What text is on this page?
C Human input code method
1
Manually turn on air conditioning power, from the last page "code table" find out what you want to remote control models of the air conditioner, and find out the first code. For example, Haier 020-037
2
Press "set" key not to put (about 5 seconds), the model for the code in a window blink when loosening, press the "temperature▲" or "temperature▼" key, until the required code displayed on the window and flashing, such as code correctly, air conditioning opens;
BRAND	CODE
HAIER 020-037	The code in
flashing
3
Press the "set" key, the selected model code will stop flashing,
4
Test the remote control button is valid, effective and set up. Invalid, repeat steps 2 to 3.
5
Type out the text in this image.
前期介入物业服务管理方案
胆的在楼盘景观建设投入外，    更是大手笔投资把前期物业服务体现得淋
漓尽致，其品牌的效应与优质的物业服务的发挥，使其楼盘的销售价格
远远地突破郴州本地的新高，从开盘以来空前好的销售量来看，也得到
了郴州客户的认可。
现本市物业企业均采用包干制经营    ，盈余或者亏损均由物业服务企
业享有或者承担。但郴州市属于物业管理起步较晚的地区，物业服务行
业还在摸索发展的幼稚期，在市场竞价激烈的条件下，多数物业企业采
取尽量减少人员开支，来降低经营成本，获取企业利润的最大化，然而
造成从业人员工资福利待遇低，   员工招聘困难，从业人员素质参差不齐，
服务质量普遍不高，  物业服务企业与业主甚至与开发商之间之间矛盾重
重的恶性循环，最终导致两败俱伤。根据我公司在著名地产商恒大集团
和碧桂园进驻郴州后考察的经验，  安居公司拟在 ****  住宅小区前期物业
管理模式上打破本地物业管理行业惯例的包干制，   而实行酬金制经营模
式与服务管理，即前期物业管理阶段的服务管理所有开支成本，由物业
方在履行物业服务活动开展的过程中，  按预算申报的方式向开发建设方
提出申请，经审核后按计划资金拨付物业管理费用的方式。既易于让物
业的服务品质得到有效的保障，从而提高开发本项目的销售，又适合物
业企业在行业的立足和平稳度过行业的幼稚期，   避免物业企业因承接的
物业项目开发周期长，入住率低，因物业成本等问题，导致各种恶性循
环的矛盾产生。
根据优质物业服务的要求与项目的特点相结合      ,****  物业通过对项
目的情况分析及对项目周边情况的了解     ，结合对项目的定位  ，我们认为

***

- What is needed
Hand back the material above in full, exactly as written.

- Task solution
What text is on this page?
C Human input code method
1
Manually turn on air conditioning power, from the last page "code table" find out what you want to remote control models of the air conditioner, and find out the first code. For example, Haier 020-037
2
Press "set" key not to put (about 5 seconds), the model for the code in a window blink when loosening, press the "temperature▲" or "temperature▼" key, until the required code displayed on the window and flashing, such as code correctly, air conditioning opens;
BRAND	CODE
HAIER 020-037	The code in
flashing
3
Press the "set" key, the selected model code will stop flashing,
4
Test the remote control button is valid, effective and set up. Invalid, repeat steps 2 to 3.
5
Type out the text in this image.
前期介入物业服务管理方案
胆的在楼盘景观建设投入外，    更是大手笔投资把前期物业服务体现得淋
漓尽致，其品牌的效应与优质的物业服务的发挥，使其楼盘的销售价格
远远地突破郴州本地的新高，从开盘以来空前好的销售量来看，也得到
了郴州客户的认可。
现本市物业企业均采用包干制经营    ，盈余或者亏损均由物业服务企
业享有或者承担。但郴州市属于物业管理起步较晚的地区，物业服务行
业还在摸索发展的幼稚期，在市场竞价激烈的条件下，多数物业企业采
取尽量减少人员开支，来降低经营成本，获取企业利润的最大化，然而
造成从业人员工资福利待遇低，   员工招聘困难，从业人员素质参差不齐，
服务质量普遍不高，  物业服务企业与业主甚至与开发商之间之间矛盾重
重的恶性循环，最终导致两败俱伤。根据我公司在著名地产商恒大集团
和碧桂园进驻郴州后考察的经验，  安居公司拟在 ****  住宅小区前期物业
管理模式上打破本地物业管理行业惯例的包干制，   而实行酬金制经营模
式与服务管理，即前期物业管理阶段的服务管理所有开支成本，由物业
方在履行物业服务活动开展的过程中，  按预算申报的方式向开发建设方
提出申请，经审核后按计划资金拨付物业管理费用的方式。既易于让物
业的服务品质得到有效的保障，从而提高开发本项目的销售，又适合物
业企业在行业的立足和平稳度过行业的幼稚期，   避免物业企业因承接的
物业项目开发周期长，入住率低，因物业成本等问题，导致各种恶性循
环的矛盾产生。
根据优质物业服务的要求与项目的特点相结合      ,****  物业通过对项
目的情况分析及对项目周边情况的了解     ，结合对项目的定位  ，我们认为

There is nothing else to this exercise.